PROBLEM DETAILS:
Using the listing below, extract each line that has the word "description" in it.

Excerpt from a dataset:
------------------------------------------------------------

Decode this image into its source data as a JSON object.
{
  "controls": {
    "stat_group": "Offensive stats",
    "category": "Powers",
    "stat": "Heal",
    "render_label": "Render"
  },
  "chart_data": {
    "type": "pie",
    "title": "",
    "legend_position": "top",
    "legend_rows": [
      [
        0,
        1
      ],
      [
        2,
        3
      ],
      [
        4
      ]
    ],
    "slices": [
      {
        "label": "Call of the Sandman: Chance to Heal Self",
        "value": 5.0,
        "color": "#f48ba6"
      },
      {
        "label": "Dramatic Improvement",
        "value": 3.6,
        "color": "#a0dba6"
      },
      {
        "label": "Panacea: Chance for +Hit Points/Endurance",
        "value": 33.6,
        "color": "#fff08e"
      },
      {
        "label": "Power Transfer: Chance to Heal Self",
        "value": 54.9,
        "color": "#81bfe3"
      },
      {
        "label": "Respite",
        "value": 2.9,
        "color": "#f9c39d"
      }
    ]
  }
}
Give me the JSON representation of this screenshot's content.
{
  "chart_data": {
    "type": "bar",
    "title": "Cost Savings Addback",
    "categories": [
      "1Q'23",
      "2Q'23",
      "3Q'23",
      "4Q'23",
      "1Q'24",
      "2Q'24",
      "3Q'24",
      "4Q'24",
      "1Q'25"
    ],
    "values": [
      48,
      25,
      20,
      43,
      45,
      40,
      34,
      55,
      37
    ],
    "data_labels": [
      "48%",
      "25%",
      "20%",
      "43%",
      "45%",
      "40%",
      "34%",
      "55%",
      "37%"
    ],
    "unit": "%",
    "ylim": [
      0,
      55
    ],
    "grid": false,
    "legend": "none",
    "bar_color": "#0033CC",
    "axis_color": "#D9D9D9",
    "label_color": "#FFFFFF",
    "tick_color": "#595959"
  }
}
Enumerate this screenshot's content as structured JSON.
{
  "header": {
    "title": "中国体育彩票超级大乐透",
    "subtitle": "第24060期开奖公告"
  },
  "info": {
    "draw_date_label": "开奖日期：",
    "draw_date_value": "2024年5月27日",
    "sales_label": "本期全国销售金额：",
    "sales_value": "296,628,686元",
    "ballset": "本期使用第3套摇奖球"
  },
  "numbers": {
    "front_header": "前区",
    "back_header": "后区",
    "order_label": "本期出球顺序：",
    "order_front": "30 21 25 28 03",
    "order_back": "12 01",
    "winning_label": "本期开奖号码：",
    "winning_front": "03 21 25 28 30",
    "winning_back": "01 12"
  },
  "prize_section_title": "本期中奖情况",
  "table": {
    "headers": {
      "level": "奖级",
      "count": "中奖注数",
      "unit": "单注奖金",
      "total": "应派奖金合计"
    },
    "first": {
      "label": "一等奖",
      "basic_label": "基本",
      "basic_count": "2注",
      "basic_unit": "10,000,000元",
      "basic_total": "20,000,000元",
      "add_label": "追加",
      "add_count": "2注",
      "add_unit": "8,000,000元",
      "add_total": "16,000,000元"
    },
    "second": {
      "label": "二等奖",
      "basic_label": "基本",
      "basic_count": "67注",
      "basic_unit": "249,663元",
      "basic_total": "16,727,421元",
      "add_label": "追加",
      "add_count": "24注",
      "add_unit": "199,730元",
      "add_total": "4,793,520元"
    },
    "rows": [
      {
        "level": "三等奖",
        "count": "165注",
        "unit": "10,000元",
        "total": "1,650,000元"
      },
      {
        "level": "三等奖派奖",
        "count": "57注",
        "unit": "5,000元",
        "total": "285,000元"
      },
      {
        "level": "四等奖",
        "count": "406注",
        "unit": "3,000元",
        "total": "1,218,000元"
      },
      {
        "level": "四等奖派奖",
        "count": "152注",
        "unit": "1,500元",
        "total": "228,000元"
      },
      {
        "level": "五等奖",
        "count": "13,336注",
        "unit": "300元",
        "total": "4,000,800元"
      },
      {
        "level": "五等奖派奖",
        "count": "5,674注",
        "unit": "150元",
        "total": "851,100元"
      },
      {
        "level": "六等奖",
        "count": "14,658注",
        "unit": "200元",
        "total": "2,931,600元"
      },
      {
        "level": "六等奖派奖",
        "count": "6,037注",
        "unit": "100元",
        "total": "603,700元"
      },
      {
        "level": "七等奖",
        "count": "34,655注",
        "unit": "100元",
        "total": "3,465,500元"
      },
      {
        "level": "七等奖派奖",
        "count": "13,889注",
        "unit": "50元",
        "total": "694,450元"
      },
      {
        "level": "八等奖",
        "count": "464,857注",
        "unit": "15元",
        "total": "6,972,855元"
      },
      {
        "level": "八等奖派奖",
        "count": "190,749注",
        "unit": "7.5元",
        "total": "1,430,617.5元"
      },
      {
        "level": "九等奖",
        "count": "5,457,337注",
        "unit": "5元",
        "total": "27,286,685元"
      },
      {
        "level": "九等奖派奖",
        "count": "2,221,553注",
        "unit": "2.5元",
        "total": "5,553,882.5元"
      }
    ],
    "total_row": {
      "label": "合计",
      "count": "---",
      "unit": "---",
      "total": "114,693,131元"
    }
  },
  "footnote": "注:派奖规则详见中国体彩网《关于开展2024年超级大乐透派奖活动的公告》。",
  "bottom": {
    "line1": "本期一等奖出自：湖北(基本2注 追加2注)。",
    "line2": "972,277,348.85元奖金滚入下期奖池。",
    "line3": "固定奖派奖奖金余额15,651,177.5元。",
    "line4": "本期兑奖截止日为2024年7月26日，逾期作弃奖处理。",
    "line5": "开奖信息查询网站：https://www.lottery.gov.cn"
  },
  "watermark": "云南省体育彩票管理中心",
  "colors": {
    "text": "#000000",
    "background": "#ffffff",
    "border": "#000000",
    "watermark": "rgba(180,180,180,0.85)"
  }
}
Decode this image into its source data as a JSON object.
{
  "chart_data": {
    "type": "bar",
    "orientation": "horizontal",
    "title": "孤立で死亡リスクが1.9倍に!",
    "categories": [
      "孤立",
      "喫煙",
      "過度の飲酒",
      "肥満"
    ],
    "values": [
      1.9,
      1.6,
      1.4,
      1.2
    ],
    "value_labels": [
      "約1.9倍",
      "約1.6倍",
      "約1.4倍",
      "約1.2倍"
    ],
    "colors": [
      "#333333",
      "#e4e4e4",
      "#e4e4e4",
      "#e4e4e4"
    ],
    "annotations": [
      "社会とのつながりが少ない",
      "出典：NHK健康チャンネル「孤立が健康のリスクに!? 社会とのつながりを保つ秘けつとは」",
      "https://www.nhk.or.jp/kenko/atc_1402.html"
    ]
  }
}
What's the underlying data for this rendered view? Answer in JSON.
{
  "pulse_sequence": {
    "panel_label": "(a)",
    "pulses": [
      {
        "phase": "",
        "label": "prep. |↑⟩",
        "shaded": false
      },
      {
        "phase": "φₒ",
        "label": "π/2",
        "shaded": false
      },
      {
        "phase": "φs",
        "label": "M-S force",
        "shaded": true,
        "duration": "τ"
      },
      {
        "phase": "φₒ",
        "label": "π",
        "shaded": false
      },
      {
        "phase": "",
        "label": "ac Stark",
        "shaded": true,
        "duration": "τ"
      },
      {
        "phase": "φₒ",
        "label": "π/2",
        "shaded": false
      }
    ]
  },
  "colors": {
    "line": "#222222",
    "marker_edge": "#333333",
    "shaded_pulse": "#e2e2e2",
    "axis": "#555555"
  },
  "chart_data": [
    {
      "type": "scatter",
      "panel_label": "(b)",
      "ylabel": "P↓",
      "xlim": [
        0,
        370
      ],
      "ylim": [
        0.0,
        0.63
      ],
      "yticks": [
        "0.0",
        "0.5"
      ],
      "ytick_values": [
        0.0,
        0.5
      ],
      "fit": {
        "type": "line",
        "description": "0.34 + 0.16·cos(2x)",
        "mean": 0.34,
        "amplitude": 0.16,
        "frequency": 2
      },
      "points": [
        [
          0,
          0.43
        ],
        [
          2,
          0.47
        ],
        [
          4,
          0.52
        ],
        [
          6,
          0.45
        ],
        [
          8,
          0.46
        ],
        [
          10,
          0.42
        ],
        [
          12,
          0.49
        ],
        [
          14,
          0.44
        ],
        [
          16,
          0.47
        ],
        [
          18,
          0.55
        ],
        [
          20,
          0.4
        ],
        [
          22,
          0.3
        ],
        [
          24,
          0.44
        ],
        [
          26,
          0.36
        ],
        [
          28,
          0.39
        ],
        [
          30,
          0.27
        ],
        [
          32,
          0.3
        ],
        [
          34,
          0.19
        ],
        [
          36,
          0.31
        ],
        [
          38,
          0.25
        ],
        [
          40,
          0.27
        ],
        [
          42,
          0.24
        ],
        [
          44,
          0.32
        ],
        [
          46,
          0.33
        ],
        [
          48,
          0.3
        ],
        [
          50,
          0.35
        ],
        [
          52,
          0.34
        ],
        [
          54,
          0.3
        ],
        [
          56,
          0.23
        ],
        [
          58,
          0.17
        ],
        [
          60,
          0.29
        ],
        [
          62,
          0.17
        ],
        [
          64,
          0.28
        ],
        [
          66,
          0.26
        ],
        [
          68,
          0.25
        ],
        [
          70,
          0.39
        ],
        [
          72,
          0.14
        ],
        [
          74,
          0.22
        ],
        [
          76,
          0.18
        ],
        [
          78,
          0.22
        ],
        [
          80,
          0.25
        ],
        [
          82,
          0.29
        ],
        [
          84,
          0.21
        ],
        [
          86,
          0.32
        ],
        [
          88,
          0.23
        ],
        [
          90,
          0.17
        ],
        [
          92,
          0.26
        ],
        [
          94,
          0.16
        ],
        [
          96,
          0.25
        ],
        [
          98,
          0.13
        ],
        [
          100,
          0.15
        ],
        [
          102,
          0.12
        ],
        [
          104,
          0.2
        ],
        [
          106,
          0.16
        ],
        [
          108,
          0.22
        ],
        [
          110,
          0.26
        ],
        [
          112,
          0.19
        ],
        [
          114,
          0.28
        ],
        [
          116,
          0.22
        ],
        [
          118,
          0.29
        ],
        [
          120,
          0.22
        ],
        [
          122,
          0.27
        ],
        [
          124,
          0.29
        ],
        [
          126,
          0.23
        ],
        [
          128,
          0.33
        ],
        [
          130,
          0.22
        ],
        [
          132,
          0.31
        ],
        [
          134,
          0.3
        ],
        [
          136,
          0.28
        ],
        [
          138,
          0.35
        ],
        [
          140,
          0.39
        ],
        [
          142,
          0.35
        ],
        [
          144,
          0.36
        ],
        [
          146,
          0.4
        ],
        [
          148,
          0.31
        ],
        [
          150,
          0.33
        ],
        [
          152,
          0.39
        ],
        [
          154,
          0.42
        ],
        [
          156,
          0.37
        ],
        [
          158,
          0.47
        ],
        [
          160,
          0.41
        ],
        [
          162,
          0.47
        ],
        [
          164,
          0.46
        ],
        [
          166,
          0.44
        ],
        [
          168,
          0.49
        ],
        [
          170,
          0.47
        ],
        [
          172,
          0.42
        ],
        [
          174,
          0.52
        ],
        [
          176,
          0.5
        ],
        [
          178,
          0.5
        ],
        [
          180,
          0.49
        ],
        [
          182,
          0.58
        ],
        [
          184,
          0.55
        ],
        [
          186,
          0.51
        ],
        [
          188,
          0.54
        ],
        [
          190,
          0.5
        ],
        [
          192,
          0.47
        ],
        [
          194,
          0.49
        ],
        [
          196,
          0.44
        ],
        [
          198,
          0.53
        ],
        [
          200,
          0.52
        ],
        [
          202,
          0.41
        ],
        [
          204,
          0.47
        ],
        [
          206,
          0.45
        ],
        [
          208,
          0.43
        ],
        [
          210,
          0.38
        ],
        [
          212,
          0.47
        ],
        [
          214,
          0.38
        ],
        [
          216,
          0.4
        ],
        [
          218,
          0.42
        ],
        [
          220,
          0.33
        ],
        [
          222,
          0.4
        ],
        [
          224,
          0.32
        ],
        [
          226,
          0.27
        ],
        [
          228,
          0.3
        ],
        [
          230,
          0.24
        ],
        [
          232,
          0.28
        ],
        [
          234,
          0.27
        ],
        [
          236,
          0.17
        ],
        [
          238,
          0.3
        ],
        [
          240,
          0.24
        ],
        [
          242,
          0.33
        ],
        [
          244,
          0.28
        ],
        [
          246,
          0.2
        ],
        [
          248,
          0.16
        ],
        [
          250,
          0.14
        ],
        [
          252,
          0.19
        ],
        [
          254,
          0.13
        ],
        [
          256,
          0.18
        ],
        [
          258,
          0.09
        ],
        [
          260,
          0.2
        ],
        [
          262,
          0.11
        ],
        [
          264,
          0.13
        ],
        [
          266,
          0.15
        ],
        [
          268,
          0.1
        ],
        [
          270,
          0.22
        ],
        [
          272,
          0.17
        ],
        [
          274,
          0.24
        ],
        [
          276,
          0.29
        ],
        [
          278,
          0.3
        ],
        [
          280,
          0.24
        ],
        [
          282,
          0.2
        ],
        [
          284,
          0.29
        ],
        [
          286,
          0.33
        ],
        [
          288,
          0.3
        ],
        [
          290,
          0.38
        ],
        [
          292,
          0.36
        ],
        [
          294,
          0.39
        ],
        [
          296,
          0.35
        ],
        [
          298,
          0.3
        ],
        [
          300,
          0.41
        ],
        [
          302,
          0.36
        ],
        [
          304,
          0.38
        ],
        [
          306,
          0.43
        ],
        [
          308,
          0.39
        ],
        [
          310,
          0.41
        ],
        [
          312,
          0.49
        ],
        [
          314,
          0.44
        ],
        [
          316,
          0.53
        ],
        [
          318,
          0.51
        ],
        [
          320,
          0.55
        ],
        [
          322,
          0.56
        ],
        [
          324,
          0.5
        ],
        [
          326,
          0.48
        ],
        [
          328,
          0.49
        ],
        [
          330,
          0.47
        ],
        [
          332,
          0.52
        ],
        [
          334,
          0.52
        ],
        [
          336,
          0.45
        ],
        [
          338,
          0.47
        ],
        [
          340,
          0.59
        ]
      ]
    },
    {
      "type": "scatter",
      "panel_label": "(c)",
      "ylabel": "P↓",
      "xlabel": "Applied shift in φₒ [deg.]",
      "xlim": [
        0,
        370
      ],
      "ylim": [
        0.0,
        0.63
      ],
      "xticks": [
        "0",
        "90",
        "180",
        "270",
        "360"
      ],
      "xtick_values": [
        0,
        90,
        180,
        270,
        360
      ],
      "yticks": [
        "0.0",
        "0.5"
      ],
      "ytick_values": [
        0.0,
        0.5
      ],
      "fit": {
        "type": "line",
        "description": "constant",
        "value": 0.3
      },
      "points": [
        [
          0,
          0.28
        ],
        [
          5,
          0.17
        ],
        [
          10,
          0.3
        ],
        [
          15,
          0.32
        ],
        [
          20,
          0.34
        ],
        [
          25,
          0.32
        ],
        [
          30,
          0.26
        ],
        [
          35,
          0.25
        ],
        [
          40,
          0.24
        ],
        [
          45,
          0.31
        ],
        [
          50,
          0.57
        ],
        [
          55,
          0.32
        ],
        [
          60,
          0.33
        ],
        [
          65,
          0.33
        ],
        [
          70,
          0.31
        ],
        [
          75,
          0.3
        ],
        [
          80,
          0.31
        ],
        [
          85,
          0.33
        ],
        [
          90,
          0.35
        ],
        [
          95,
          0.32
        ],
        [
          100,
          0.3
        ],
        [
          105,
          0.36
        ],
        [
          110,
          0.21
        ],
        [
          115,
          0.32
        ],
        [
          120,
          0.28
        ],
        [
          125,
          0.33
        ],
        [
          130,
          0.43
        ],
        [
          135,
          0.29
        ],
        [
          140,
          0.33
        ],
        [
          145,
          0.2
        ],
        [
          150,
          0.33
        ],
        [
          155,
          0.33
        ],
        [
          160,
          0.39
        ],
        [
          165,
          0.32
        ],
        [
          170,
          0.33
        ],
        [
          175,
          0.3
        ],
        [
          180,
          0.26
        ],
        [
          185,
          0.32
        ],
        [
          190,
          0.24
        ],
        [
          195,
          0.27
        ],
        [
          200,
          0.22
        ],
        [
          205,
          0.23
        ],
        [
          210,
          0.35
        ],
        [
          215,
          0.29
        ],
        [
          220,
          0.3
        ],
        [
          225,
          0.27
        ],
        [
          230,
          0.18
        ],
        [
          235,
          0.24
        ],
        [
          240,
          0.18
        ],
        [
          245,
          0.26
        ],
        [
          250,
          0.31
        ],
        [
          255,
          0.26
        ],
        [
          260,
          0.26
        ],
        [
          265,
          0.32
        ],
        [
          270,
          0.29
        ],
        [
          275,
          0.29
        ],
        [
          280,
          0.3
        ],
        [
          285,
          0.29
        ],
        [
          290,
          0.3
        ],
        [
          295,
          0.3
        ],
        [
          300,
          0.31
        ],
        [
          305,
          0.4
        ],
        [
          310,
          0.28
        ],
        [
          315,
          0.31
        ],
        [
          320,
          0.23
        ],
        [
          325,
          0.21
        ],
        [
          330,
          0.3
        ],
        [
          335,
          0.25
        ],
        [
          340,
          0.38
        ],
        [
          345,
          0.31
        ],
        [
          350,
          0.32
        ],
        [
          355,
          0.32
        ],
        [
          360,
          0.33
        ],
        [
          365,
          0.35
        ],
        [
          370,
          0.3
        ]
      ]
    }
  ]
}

------------------------------------------------------------

ANSWER FOR THE TASK:
        "description": "0.34 + 0.16·cos(2x)",
        "description": "constant",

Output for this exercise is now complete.